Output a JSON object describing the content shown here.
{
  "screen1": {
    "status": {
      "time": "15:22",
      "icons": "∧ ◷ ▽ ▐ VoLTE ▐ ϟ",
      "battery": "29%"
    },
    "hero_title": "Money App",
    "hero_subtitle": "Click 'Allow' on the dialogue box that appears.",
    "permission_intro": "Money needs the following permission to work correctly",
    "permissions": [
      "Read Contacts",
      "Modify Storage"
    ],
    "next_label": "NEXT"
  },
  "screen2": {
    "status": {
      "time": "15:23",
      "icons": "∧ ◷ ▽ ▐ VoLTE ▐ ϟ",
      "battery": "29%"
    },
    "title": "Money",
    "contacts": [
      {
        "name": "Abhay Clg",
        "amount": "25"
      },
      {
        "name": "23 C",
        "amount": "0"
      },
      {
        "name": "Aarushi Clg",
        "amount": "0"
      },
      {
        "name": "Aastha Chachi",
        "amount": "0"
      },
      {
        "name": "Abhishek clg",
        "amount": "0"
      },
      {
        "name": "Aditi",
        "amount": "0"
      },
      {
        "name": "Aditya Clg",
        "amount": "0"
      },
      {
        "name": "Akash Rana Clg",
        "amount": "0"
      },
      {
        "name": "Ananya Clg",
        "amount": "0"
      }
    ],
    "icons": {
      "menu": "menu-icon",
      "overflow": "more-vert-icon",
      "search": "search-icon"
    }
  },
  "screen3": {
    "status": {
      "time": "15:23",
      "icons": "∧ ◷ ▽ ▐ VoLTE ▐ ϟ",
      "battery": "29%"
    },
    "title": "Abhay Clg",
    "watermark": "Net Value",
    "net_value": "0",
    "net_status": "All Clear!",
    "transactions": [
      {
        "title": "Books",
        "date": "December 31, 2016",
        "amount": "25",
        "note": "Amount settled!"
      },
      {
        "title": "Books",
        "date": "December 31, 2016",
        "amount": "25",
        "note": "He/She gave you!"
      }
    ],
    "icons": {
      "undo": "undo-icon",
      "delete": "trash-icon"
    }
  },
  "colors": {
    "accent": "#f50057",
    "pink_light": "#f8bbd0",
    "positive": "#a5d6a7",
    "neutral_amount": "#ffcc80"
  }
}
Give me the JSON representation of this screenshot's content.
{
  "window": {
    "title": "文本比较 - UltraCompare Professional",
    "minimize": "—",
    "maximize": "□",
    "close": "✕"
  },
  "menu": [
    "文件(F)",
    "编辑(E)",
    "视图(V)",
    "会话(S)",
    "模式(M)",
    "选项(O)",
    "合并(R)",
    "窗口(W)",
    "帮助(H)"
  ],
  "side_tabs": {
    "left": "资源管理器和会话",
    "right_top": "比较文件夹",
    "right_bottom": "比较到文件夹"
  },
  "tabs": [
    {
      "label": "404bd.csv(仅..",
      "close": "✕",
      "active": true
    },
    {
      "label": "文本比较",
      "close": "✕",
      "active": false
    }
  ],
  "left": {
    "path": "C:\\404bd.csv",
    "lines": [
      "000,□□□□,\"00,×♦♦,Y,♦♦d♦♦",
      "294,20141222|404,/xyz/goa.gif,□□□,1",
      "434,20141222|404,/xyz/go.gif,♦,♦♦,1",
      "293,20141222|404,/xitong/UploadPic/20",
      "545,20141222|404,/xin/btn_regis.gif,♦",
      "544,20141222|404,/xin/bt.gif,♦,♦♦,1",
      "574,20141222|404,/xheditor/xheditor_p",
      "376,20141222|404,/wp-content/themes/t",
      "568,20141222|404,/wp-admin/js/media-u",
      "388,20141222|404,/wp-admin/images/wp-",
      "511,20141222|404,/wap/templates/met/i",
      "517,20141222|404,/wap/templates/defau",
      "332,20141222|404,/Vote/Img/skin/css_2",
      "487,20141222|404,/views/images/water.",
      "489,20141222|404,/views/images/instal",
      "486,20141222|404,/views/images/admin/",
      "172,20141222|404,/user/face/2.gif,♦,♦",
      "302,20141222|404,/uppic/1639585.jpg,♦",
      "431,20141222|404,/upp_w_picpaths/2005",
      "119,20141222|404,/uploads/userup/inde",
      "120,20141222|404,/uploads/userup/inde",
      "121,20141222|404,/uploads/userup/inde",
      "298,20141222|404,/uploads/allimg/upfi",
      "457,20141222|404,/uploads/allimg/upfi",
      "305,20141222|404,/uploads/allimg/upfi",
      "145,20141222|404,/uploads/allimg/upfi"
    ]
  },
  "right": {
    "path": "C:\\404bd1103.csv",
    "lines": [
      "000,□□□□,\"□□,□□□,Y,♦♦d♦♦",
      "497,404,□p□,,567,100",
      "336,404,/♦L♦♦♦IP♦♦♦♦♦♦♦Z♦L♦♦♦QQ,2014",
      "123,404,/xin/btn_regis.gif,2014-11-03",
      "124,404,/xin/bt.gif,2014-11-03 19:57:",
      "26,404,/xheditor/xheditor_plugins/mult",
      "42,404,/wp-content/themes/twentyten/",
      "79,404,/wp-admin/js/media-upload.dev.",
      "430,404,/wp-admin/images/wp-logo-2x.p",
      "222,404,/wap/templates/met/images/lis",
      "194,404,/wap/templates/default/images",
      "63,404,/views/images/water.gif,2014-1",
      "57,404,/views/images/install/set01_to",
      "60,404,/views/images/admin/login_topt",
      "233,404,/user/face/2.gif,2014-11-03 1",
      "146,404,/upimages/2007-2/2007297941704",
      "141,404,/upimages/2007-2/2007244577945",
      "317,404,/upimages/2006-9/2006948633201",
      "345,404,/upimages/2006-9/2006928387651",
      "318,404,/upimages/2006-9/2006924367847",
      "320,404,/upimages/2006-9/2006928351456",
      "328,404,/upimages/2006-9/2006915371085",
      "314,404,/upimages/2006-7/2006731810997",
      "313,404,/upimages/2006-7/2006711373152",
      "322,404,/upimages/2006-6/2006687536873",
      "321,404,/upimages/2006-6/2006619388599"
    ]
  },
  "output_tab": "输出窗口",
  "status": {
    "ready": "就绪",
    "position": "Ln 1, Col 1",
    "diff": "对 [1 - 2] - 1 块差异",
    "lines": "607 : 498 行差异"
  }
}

::::::::::

## Stated goal
Say, as a number only, how many lines of the data contain "xheditor".

## The result
2